- **PROBLEM DESCRIPTION**: Count each line in which the word "энергию" appears. Reply with the total and nothing more.

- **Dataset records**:
—————

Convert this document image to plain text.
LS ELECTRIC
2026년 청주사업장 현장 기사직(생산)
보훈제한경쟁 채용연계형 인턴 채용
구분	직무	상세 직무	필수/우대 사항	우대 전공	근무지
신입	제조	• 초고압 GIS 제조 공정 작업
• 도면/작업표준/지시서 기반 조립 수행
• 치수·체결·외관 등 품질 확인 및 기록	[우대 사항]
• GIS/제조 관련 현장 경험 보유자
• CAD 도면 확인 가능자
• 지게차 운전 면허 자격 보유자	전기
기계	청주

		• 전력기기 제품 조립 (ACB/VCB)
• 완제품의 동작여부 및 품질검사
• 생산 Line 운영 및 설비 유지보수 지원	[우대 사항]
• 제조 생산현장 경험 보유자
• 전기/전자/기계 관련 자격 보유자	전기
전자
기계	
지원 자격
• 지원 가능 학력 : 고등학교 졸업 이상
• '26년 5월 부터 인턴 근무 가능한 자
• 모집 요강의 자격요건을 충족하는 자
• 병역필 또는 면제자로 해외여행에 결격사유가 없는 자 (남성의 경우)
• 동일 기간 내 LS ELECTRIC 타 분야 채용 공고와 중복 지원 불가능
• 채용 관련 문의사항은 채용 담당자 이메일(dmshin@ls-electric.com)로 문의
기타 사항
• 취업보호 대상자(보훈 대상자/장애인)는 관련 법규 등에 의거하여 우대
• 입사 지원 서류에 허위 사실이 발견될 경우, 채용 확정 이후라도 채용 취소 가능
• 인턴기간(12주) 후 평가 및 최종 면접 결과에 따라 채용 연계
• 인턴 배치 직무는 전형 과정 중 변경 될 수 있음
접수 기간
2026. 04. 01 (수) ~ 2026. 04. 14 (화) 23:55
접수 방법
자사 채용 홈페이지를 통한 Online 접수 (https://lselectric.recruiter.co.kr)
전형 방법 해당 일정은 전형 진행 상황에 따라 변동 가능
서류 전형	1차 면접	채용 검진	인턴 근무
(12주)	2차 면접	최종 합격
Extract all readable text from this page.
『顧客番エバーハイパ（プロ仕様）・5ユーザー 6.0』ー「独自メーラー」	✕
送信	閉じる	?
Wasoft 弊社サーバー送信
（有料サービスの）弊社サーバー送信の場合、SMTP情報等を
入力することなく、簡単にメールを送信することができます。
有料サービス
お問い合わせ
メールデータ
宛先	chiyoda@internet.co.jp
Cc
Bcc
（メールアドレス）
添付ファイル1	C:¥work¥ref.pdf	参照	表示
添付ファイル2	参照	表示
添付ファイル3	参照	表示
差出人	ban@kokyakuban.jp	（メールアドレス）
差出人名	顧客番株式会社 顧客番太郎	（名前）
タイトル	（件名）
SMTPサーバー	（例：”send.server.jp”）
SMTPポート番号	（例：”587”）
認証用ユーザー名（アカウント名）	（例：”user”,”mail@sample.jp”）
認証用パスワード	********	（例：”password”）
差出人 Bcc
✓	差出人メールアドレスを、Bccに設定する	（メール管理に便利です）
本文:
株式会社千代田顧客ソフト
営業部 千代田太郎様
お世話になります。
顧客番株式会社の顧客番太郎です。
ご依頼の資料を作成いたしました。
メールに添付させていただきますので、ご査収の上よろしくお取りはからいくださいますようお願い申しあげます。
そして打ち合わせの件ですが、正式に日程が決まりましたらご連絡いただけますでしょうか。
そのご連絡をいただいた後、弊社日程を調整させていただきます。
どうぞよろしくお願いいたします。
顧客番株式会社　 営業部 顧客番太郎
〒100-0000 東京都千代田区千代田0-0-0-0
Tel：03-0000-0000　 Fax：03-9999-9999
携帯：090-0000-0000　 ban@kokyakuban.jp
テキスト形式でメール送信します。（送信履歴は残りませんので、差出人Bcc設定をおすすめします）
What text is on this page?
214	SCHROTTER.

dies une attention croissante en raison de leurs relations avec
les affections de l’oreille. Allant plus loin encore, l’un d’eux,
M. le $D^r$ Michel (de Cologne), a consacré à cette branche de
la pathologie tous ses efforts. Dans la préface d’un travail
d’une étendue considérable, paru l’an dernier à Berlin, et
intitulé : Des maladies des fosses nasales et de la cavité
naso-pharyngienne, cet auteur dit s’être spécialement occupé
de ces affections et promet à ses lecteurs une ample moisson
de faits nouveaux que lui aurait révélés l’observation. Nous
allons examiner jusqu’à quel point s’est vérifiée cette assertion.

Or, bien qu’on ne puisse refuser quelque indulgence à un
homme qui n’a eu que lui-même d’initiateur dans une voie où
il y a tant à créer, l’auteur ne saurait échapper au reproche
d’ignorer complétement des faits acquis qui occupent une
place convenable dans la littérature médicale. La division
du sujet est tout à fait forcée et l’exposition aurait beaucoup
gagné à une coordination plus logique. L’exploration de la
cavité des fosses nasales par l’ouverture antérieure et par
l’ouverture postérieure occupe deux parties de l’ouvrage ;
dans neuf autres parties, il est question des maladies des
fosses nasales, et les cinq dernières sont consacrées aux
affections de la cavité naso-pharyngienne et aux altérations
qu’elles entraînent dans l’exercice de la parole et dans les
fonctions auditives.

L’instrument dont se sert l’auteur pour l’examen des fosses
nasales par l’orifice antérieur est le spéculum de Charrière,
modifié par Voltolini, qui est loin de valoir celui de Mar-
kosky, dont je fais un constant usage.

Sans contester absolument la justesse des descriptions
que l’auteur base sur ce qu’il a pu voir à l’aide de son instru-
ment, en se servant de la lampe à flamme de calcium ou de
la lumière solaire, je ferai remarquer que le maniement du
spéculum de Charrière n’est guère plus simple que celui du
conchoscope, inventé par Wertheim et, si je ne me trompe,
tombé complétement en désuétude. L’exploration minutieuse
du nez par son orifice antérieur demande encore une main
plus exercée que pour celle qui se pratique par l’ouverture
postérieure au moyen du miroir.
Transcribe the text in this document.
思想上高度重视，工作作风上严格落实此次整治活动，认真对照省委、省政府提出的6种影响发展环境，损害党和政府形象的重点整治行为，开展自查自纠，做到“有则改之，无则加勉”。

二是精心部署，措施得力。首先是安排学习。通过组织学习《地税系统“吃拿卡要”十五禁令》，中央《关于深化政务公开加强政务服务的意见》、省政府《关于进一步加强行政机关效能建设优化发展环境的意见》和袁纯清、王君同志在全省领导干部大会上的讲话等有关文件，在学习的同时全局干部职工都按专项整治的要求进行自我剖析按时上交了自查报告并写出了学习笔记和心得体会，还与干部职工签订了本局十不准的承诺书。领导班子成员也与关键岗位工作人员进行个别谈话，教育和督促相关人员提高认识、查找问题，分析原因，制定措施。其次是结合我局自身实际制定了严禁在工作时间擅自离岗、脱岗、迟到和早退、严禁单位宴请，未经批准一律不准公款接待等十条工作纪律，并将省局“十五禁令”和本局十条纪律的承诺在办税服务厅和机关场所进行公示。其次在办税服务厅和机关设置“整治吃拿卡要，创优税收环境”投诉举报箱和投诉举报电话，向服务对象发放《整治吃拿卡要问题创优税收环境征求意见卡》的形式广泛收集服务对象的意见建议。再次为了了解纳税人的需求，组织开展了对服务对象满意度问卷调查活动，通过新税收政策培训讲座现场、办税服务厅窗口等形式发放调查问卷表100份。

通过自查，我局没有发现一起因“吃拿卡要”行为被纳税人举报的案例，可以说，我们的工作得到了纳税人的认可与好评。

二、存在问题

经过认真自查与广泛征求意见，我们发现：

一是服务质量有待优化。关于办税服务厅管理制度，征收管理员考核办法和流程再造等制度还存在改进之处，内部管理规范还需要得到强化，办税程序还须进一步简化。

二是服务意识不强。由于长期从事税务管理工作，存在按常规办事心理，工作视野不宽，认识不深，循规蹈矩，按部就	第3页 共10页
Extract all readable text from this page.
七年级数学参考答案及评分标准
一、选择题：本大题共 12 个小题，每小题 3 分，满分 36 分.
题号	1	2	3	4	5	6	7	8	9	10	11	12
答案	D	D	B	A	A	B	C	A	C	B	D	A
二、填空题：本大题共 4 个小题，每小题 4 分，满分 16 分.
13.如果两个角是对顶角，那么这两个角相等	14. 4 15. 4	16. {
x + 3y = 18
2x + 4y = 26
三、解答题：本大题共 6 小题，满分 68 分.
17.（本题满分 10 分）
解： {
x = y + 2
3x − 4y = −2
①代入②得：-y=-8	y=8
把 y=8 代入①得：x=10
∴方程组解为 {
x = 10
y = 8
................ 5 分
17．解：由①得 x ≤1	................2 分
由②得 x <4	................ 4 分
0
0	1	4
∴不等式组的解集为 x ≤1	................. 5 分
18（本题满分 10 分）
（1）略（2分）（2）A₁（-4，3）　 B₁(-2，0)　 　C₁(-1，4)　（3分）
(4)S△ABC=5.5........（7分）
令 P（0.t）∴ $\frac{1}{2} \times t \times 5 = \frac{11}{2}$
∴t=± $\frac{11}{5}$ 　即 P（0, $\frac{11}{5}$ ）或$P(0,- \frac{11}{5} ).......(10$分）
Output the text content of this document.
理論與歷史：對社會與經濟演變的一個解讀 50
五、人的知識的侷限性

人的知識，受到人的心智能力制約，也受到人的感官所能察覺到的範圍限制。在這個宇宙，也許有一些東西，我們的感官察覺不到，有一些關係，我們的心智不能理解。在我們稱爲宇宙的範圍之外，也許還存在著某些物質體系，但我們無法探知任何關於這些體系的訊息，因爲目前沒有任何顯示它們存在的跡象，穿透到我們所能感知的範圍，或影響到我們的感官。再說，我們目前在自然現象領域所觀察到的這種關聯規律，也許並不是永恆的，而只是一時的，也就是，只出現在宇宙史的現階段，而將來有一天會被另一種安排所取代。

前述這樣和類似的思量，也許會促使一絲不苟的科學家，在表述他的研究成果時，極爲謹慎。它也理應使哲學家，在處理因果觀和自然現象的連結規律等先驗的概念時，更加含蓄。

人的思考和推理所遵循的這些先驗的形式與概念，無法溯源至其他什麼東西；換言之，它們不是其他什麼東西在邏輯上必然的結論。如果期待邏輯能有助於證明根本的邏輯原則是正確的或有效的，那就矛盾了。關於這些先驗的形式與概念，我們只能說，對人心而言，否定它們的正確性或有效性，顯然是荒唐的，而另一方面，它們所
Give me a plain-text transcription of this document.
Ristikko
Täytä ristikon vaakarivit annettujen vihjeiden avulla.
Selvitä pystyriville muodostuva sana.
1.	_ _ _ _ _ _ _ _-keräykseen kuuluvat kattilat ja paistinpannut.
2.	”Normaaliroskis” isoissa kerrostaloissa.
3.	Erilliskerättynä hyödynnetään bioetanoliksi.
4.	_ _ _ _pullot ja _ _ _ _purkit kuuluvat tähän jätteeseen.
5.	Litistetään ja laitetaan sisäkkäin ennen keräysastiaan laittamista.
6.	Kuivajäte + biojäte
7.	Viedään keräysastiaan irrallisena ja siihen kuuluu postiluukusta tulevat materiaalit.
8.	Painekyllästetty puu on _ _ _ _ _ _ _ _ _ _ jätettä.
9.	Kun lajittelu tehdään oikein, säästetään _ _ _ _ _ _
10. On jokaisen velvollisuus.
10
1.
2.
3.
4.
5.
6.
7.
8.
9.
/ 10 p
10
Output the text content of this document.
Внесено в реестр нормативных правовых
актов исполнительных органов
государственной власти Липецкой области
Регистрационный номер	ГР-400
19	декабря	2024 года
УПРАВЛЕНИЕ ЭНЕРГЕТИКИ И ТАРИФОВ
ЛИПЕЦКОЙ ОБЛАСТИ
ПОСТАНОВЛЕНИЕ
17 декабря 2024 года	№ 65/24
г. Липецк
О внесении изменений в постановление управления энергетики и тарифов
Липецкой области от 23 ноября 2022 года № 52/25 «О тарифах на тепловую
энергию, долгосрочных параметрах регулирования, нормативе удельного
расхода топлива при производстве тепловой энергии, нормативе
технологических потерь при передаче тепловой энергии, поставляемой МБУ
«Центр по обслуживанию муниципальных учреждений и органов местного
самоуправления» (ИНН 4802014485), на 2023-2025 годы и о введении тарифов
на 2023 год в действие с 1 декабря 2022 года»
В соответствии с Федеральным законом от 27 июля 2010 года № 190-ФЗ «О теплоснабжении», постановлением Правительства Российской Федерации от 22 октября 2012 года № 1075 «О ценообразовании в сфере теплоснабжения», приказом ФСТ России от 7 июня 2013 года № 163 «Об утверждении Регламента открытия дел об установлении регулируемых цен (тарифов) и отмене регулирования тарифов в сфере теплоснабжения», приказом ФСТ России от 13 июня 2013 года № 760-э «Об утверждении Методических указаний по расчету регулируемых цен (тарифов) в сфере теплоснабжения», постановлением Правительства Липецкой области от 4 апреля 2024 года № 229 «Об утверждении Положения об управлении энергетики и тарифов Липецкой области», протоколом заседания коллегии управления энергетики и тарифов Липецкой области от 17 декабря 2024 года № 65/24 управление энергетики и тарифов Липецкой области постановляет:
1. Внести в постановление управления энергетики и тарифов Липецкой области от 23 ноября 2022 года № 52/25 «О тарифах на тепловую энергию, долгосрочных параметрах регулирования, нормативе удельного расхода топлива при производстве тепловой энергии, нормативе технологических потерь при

—————

- **TASK RESULT**: 2